[Some records]
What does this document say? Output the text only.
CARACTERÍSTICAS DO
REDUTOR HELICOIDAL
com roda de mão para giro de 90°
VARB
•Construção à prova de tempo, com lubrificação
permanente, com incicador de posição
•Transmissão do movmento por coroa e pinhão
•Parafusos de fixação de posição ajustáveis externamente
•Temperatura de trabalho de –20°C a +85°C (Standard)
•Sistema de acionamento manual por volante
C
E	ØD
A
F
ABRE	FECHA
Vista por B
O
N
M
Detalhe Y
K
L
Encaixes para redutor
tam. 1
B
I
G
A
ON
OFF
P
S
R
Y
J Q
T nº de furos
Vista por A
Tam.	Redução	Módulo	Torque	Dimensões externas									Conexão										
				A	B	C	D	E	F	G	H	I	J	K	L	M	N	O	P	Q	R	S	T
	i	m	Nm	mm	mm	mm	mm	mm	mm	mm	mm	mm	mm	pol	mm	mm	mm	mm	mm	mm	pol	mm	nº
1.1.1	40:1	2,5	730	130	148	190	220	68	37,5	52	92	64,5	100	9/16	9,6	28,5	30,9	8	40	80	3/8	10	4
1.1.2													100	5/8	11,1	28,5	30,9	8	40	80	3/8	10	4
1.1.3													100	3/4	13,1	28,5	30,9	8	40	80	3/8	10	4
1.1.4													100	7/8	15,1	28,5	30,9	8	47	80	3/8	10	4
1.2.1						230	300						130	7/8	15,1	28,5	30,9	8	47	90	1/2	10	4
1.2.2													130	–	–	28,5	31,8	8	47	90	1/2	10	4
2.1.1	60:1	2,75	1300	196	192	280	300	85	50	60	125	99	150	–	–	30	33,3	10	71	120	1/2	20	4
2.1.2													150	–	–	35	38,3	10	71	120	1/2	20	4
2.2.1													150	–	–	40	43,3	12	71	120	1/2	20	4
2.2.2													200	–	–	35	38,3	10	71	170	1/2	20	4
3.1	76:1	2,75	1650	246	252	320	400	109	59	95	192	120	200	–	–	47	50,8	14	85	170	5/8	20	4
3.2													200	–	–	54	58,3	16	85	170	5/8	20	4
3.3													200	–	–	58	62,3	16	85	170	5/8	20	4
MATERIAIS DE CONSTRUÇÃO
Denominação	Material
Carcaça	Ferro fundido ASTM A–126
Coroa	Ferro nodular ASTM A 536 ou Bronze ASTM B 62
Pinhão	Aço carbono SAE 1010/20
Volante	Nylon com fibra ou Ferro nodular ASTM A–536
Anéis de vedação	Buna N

» What is required: All lines above with "nodular" in them should be returned.

» Output below:
Coroa	Ferro nodular ASTM A 536 ou Bronze ASTM B 62
Volante	Nylon com fibra ou Ferro nodular ASTM A–536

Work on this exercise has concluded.